## Goal of the exercise:
Quote every line of the data below without changing anything.

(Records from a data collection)
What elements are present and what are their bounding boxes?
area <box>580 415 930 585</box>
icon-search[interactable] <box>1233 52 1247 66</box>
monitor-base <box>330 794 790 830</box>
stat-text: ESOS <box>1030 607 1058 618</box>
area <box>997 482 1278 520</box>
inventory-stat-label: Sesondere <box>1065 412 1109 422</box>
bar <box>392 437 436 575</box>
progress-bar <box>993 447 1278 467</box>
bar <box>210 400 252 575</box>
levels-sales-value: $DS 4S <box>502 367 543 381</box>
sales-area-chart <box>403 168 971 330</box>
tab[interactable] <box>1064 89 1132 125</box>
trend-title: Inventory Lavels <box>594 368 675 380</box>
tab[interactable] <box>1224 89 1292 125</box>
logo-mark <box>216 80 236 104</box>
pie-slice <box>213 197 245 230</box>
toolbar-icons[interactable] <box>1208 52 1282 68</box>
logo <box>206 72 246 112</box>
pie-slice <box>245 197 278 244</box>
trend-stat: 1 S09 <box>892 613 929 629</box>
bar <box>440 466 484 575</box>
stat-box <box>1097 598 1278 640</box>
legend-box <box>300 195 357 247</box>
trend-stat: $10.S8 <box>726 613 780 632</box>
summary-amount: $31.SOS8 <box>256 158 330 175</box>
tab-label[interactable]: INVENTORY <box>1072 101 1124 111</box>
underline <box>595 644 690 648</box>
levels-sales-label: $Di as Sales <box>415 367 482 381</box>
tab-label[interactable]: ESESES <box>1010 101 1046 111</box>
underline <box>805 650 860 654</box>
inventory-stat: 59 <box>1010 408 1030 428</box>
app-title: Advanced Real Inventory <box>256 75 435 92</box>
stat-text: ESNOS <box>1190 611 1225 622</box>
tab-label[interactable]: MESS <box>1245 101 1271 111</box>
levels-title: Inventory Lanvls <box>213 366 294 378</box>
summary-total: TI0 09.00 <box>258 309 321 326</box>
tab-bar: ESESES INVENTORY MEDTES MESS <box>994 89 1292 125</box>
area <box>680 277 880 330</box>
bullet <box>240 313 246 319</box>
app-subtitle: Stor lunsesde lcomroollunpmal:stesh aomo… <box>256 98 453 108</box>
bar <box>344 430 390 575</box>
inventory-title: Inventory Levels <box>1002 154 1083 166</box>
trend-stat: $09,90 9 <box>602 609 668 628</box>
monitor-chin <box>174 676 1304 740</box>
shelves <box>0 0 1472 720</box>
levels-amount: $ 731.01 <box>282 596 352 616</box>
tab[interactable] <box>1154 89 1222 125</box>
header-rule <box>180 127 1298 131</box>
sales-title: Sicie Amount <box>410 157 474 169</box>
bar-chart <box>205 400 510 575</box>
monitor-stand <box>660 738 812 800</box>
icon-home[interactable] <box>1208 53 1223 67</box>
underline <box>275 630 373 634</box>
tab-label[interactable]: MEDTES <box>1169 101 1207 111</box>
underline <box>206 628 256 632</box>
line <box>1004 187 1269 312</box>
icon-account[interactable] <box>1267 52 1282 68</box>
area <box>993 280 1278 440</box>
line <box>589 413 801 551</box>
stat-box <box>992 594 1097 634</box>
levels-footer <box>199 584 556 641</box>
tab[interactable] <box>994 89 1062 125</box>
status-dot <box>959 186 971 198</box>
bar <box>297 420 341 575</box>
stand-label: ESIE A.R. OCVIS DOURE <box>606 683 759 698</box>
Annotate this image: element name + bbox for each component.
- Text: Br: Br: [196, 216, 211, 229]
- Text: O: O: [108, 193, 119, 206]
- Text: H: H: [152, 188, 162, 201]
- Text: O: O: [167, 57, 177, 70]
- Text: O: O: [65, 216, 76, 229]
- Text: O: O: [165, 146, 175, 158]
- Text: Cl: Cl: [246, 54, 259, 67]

## In response:
What elements are present and what are their bounding boxes?
area <box>580 415 930 585</box>
icon-search[interactable] <box>1233 52 1247 66</box>
monitor-base <box>330 794 790 830</box>
stat-text: ESOS <box>1030 607 1058 618</box>
area <box>997 482 1278 520</box>
inventory-stat-label: Sesondere <box>1065 412 1109 422</box>
bar <box>392 437 436 575</box>
progress-bar <box>993 447 1278 467</box>
bar <box>210 400 252 575</box>
levels-sales-value: $DS 4S <box>502 367 543 381</box>
sales-area-chart <box>403 168 971 330</box>
tab[interactable] <box>1064 89 1132 125</box>
trend-title: Inventory Lavels <box>594 368 675 380</box>
tab[interactable] <box>1224 89 1292 125</box>
logo-mark <box>216 80 236 104</box>
pie-slice <box>213 197 245 230</box>
toolbar-icons[interactable] <box>1208 52 1282 68</box>
logo <box>206 72 246 112</box>
pie-slice <box>245 197 278 244</box>
trend-stat: 1 S09 <box>892 613 929 629</box>
bar <box>440 466 484 575</box>
stat-box <box>1097 598 1278 640</box>
legend-box <box>300 195 357 247</box>
trend-stat: $10.S8 <box>726 613 780 632</box>
summary-amount: $31.SOS8 <box>256 158 330 175</box>
tab-label[interactable]: INVENTORY <box>1072 101 1124 111</box>
underline <box>595 644 690 648</box>
levels-sales-label: $Di as Sales <box>415 367 482 381</box>
tab-label[interactable]: ESESES <box>1010 101 1046 111</box>
underline <box>805 650 860 654</box>
inventory-stat: 59 <box>1010 408 1030 428</box>
app-title: Advanced Real Inventory <box>256 75 435 92</box>
stat-text: ESNOS <box>1190 611 1225 622</box>
tab-label[interactable]: MESS <box>1245 101 1271 111</box>
levels-title: Inventory Lanvls <box>213 366 294 378</box>
summary-total: TI0 09.00 <box>258 309 321 326</box>
tab-bar: ESESES INVENTORY MEDTES MESS <box>994 89 1292 125</box>
area <box>680 277 880 330</box>
bullet <box>240 313 246 319</box>
app-subtitle: Stor lunsesde lcomroollunpmal:stesh aomo… <box>256 98 453 108</box>
bar <box>344 430 390 575</box>
inventory-title: Inventory Levels <box>1002 154 1083 166</box>
trend-stat: $09,90 9 <box>602 609 668 628</box>
monitor-chin <box>174 676 1304 740</box>
shelves <box>0 0 1472 720</box>
levels-amount: $ 731.01 <box>282 596 352 616</box>
tab[interactable] <box>1154 89 1222 125</box>
header-rule <box>180 127 1298 131</box>
sales-title: Sicie Amount <box>410 157 474 169</box>
bar-chart <box>205 400 510 575</box>
monitor-stand <box>660 738 812 800</box>
icon-home[interactable] <box>1208 53 1223 67</box>
underline <box>275 630 373 634</box>
tab-label[interactable]: MEDTES <box>1169 101 1207 111</box>
underline <box>206 628 256 632</box>
line <box>1004 187 1269 312</box>
icon-account[interactable] <box>1267 52 1282 68</box>
area <box>993 280 1278 440</box>
line <box>589 413 801 551</box>
stat-box <box>992 594 1097 634</box>
levels-footer <box>199 584 556 641</box>
tab[interactable] <box>994 89 1062 125</box>
status-dot <box>959 186 971 198</box>
bar <box>297 420 341 575</box>
stand-label: ESIE A.R. OCVIS DOURE <box>606 683 759 698</box>
Annotate this image: element name + bbox for each component.
- Text: Br: Br: [196, 216, 211, 229]
- Text: O: O: [108, 193, 119, 206]
- Text: H: H: [152, 188, 162, 201]
- Text: O: O: [167, 57, 177, 70]
- Text: O: O: [65, 216, 76, 229]
- Text: O: O: [165, 146, 175, 158]
- Text: Cl: Cl: [246, 54, 259, 67]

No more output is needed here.